## [RECORDED DATA]

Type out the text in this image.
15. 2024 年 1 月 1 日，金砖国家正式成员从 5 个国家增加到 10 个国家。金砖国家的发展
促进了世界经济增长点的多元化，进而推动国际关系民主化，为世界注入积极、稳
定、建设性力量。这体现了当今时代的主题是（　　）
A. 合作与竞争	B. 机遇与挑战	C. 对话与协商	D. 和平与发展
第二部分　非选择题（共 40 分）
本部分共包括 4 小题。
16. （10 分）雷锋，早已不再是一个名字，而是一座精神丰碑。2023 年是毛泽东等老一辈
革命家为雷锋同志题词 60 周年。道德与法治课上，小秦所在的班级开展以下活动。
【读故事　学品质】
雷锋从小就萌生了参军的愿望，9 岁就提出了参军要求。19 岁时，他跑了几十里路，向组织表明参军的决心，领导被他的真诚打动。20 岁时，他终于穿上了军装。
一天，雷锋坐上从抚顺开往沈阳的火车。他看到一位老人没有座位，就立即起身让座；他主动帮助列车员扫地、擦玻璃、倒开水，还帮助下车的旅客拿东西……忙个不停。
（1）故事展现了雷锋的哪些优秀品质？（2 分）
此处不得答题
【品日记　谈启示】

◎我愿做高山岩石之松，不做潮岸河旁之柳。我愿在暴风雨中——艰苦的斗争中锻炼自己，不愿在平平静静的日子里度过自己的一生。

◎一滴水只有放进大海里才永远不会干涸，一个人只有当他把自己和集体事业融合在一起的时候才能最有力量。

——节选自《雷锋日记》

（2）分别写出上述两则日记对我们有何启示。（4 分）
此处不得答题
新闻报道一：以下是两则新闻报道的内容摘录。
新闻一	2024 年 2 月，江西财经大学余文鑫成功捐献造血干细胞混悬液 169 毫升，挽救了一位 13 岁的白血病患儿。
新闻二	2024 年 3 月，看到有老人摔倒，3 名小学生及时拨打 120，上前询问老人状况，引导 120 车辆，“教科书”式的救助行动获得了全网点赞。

## [DO THIS]
Each record should come back exactly as written.

## [SOLUTION FOR THIS TASK]
Type out the text in this image.
15. 2024 年 1 月 1 日，金砖国家正式成员从 5 个国家增加到 10 个国家。金砖国家的发展
促进了世界经济增长点的多元化，进而推动国际关系民主化，为世界注入积极、稳
定、建设性力量。这体现了当今时代的主题是（　　）
A. 合作与竞争	B. 机遇与挑战	C. 对话与协商	D. 和平与发展
第二部分　非选择题（共 40 分）
本部分共包括 4 小题。
16. （10 分）雷锋，早已不再是一个名字，而是一座精神丰碑。2023 年是毛泽东等老一辈
革命家为雷锋同志题词 60 周年。道德与法治课上，小秦所在的班级开展以下活动。
【读故事　学品质】
雷锋从小就萌生了参军的愿望，9 岁就提出了参军要求。19 岁时，他跑了几十里路，向组织表明参军的决心，领导被他的真诚打动。20 岁时，他终于穿上了军装。
一天，雷锋坐上从抚顺开往沈阳的火车。他看到一位老人没有座位，就立即起身让座；他主动帮助列车员扫地、擦玻璃、倒开水，还帮助下车的旅客拿东西……忙个不停。
（1）故事展现了雷锋的哪些优秀品质？（2 分）
此处不得答题
【品日记　谈启示】

◎我愿做高山岩石之松，不做潮岸河旁之柳。我愿在暴风雨中——艰苦的斗争中锻炼自己，不愿在平平静静的日子里度过自己的一生。

◎一滴水只有放进大海里才永远不会干涸，一个人只有当他把自己和集体事业融合在一起的时候才能最有力量。

——节选自《雷锋日记》

（2）分别写出上述两则日记对我们有何启示。（4 分）
此处不得答题
新闻报道一：以下是两则新闻报道的内容摘录。
新闻一	2024 年 2 月，江西财经大学余文鑫成功捐献造血干细胞混悬液 169 毫升，挽救了一位 13 岁的白血病患儿。
新闻二	2024 年 3 月，看到有老人摔倒，3 名小学生及时拨打 120，上前询问老人状况，引导 120 车辆，“教科书”式的救助行动获得了全网点赞。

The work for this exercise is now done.